*Exercise details:* Gather all lines in the entries below that include the word "Alerts".

*Extracted records:*
━━━━━━━━

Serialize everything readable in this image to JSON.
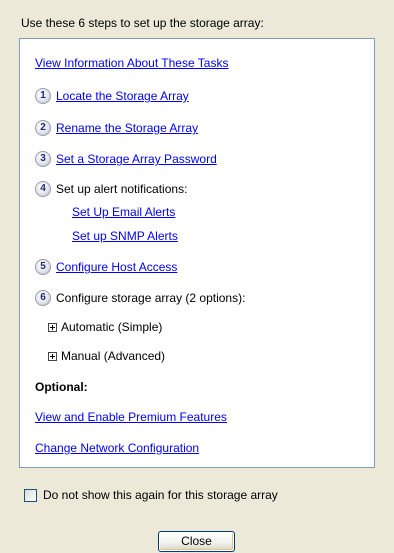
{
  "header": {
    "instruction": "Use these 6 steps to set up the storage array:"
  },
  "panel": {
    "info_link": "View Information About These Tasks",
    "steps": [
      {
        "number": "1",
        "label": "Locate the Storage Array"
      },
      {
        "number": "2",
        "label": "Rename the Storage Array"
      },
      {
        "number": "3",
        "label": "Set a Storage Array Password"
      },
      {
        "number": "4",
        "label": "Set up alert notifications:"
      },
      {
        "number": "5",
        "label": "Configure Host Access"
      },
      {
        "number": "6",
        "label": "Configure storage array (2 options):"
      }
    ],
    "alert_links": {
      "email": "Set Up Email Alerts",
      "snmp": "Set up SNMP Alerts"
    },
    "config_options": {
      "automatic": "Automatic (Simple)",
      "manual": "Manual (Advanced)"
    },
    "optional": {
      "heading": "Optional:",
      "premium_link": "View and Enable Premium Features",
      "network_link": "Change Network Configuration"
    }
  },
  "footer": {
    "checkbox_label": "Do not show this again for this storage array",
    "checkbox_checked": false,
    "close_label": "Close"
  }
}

━━━━━━━━

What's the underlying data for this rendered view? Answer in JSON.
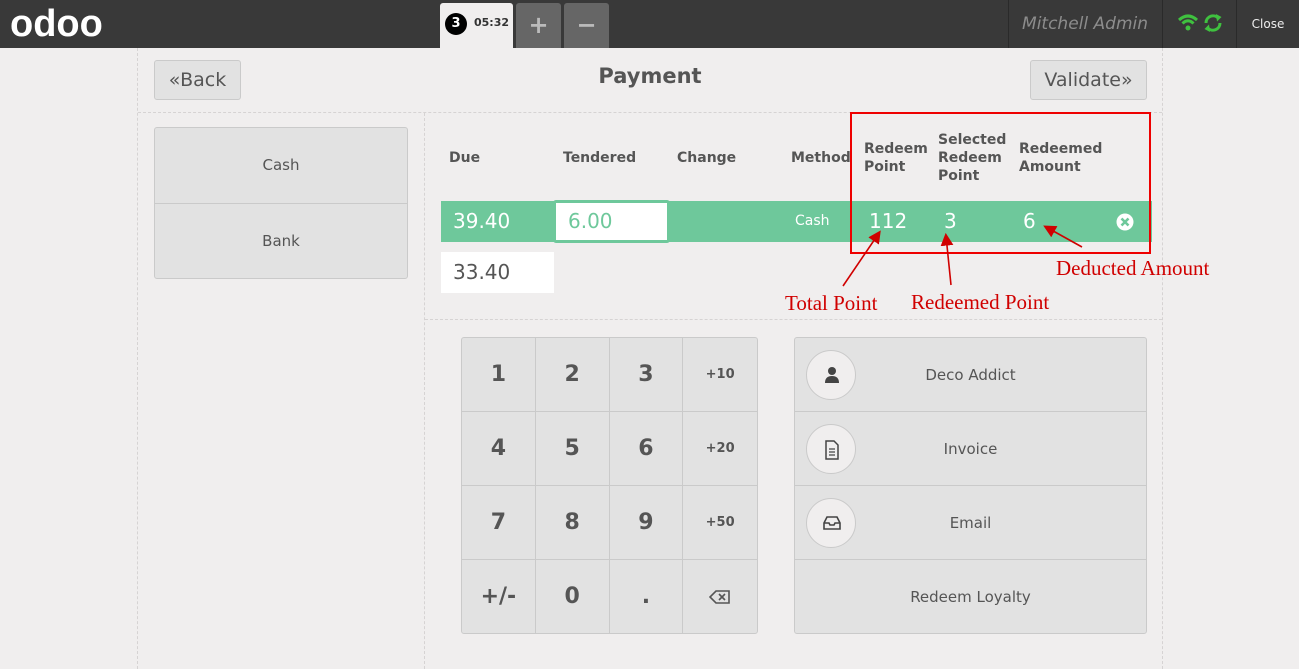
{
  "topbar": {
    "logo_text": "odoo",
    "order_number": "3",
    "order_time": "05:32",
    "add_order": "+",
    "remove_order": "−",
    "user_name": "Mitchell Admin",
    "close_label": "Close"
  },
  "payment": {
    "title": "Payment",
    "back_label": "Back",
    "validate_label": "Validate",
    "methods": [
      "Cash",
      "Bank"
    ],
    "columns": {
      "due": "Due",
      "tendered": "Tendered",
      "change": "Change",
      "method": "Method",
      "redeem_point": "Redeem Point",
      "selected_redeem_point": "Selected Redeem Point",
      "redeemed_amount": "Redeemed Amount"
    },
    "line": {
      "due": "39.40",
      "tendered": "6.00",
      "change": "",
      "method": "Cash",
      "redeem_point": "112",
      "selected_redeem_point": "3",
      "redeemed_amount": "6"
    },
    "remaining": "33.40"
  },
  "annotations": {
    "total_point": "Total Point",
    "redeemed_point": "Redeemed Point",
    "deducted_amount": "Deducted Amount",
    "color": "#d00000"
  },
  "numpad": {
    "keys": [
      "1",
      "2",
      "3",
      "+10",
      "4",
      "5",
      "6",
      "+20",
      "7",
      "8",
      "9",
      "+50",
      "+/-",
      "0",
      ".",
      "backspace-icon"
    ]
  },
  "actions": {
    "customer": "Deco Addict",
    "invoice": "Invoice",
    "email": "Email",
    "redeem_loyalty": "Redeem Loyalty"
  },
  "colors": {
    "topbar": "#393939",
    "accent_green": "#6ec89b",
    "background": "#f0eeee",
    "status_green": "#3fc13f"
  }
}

━━━━━━━━

*The completed task:*
      "email": "Set Up Email Alerts",
      "snmp": "Set up SNMP Alerts"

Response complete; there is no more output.